*Request:*
Report the number of lines in the entries below that include the word "files", and nothing else.

>> Start Task material

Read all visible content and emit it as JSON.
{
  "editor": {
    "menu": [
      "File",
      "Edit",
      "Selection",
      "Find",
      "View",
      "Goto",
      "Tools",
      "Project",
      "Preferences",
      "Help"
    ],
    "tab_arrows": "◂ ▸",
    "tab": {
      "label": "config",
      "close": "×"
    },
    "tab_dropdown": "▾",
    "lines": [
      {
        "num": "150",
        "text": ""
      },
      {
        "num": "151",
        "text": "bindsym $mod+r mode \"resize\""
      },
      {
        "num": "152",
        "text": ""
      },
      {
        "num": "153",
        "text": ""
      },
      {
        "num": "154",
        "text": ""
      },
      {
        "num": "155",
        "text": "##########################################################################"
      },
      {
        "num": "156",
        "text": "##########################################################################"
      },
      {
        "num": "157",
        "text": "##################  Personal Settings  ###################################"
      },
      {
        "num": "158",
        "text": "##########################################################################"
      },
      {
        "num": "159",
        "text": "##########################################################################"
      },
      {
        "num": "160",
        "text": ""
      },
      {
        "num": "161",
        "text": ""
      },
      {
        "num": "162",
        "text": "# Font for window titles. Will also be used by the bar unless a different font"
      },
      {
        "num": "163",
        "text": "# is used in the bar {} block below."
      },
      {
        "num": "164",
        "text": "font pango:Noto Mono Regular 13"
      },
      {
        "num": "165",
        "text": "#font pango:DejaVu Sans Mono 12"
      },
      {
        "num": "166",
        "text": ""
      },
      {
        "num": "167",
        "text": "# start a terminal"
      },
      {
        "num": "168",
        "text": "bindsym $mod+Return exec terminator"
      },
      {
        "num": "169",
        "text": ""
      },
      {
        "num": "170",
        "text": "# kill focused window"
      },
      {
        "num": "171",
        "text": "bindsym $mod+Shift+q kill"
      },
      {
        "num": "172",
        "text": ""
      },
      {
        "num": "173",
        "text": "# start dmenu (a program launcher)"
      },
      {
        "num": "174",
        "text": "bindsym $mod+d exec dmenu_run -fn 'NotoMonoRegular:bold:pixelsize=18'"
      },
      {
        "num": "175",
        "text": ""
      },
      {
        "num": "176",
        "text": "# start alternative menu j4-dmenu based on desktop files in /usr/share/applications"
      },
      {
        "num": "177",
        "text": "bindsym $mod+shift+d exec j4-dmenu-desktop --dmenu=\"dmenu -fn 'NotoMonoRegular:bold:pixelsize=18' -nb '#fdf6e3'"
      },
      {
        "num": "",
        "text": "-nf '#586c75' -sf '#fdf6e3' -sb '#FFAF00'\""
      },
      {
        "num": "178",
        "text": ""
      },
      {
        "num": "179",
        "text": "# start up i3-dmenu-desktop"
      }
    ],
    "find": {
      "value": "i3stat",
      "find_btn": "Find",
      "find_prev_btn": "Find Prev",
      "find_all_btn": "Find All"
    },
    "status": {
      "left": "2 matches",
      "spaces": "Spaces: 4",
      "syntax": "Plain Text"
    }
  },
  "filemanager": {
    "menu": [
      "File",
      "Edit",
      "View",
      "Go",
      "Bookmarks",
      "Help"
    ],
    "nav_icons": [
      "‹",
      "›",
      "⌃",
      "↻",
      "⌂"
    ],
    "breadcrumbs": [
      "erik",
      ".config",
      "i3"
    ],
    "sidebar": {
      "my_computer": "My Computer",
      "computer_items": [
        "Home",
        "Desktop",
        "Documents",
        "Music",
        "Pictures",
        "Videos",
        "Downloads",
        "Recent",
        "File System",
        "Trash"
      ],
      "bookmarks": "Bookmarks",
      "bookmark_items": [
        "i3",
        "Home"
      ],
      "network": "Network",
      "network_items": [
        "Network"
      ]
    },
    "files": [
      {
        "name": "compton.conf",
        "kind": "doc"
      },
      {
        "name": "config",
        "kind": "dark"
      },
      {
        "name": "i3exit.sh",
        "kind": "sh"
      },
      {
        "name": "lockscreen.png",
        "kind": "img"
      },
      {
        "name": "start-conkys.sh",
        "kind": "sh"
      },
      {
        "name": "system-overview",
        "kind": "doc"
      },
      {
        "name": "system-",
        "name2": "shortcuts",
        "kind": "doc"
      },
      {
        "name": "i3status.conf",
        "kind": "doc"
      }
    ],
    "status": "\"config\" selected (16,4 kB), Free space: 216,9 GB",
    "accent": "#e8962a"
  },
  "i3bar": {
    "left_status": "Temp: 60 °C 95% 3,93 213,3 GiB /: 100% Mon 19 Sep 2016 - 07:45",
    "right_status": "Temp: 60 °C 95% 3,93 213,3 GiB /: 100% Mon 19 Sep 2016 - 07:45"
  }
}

>> End Task material

*Full output:*
2